WORK TO BE COMPLETED: Output the full listing below exactly as it reads, and skip anything that is a picture.

================

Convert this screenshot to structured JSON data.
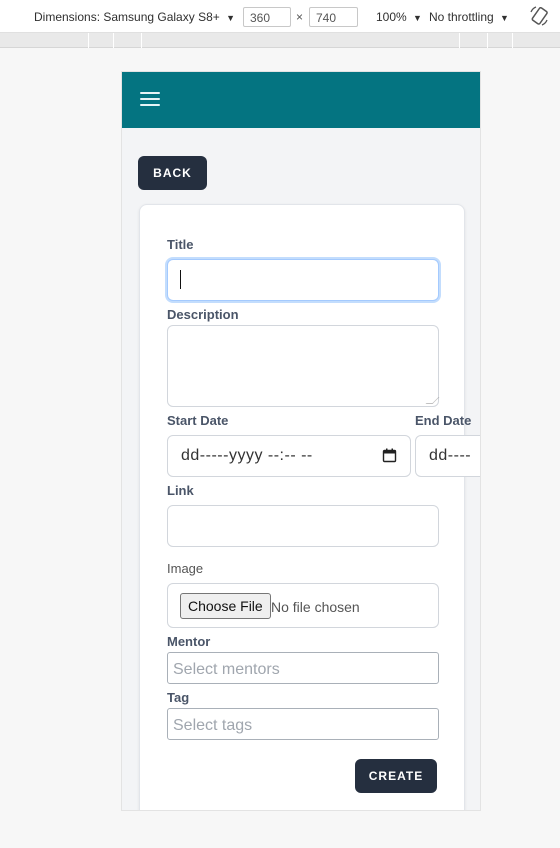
{
  "devtools": {
    "dimensions_label": "Dimensions: Samsung Galaxy S8+",
    "width": "360",
    "height": "740",
    "times": "×",
    "zoom": "100%",
    "throttling": "No throttling",
    "caret": "▼"
  },
  "app": {
    "theme_color": "#047481",
    "button_color": "#252f3f"
  },
  "nav": {
    "back_label": "BACK"
  },
  "form": {
    "title_label": "Title",
    "title_value": "",
    "description_label": "Description",
    "description_value": "",
    "start_date_label": "Start Date",
    "start_date_value": "dd-----yyyy --:-- --",
    "end_date_label": "End Date",
    "end_date_value": "dd----",
    "link_label": "Link",
    "link_value": "",
    "image_label": "Image",
    "choose_file_label": "Choose File",
    "no_file_text": "No file chosen",
    "mentor_label": "Mentor",
    "mentor_placeholder": "Select mentors",
    "tag_label": "Tag",
    "tag_placeholder": "Select tags",
    "create_label": "CREATE"
  }
}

================

CORRECT RESULT:
Convert this screenshot to structured JSON data.
{
  "devtools": {
    "dimensions_label": "Dimensions: Samsung Galaxy S8+",
    "width": "360",
    "height": "740",
    "times": "×",
    "zoom": "100%",
    "throttling": "No throttling",
    "caret": "▼"
  },
  "app": {
    "theme_color": "#047481",
    "button_color": "#252f3f"
  },
  "nav": {
    "back_label": "BACK"
  },
  "form": {
    "title_label": "Title",
    "title_value": "",
    "description_label": "Description",
    "description_value": "",
    "start_date_label": "Start Date",
    "start_date_value": "dd-----yyyy --:-- --",
    "end_date_label": "End Date",
    "end_date_value": "dd----",
    "link_label": "Link",
    "link_value": "",
    "image_label": "Image",
    "choose_file_label": "Choose File",
    "no_file_text": "No file chosen",
    "mentor_label": "Mentor",
    "mentor_placeholder": "Select mentors",
    "tag_label": "Tag",
    "tag_placeholder": "Select tags",
    "create_label": "CREATE"
  }
}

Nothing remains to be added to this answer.